*Directions for this task*.
Rewrite the records from the first line through the line containing "period-cell bbox=[476, 280, 567, 562]", replacing "indicators-table" with "metrics-table" and leaving everything else unchanged.

*Extracted records*.
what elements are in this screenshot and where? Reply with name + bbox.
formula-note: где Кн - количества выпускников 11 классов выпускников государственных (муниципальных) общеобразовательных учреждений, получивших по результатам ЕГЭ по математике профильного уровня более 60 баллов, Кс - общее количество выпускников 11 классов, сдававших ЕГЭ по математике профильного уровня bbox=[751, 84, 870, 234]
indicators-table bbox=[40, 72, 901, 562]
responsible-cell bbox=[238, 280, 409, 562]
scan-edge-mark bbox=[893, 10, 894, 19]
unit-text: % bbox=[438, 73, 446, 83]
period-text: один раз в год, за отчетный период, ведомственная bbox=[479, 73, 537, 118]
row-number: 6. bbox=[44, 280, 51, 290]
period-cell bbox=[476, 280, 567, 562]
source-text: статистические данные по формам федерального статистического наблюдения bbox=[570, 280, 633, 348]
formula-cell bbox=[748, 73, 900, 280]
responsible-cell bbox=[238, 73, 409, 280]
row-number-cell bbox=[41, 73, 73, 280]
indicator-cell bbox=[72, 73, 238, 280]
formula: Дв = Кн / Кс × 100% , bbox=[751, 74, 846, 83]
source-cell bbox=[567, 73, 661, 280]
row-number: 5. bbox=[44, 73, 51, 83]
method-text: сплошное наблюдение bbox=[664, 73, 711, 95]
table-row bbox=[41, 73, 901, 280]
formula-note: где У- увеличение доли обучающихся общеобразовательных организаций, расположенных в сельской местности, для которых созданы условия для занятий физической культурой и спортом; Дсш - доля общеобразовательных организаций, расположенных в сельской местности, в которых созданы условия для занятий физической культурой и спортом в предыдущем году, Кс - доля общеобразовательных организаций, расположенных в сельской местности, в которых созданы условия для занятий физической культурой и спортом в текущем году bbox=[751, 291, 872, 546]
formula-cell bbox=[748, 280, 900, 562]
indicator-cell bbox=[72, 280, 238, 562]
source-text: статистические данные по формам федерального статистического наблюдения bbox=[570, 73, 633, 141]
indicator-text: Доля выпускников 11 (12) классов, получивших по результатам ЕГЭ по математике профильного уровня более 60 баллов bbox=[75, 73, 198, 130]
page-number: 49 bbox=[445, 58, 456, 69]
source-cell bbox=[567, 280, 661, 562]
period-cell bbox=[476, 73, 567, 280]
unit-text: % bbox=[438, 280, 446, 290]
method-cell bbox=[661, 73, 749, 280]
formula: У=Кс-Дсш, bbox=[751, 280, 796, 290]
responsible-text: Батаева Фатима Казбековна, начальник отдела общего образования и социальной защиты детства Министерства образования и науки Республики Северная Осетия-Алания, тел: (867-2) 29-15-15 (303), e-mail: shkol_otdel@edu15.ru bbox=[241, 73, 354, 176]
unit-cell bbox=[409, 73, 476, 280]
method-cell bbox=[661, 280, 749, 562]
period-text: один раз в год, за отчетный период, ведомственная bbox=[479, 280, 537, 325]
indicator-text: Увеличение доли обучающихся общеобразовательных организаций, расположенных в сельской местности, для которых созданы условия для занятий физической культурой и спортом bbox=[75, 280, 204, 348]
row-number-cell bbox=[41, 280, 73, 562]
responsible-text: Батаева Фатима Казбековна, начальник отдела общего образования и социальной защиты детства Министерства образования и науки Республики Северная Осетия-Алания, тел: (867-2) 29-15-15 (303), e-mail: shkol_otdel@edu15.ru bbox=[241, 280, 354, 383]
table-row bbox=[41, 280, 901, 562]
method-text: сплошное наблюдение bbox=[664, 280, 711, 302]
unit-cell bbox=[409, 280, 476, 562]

*Written response*.
what elements are in this screenshot and where? Reply with name + bbox.
formula-note: где Кн - количества выпускников 11 классов выпускников государственных (муниципальных) общеобразовательных учреждений, получивших по результатам ЕГЭ по математике профильного уровня более 60 баллов, Кс - общее количество выпускников 11 классов, сдававших ЕГЭ по математике профильного уровня bbox=[751, 84, 870, 234]
metrics-table bbox=[40, 72, 901, 562]
responsible-cell bbox=[238, 280, 409, 562]
scan-edge-mark bbox=[893, 10, 894, 19]
unit-text: % bbox=[438, 73, 446, 83]
period-text: один раз в год, за отчетный период, ведомственная bbox=[479, 73, 537, 118]
row-number: 6. bbox=[44, 280, 51, 290]
period-cell bbox=[476, 280, 567, 562]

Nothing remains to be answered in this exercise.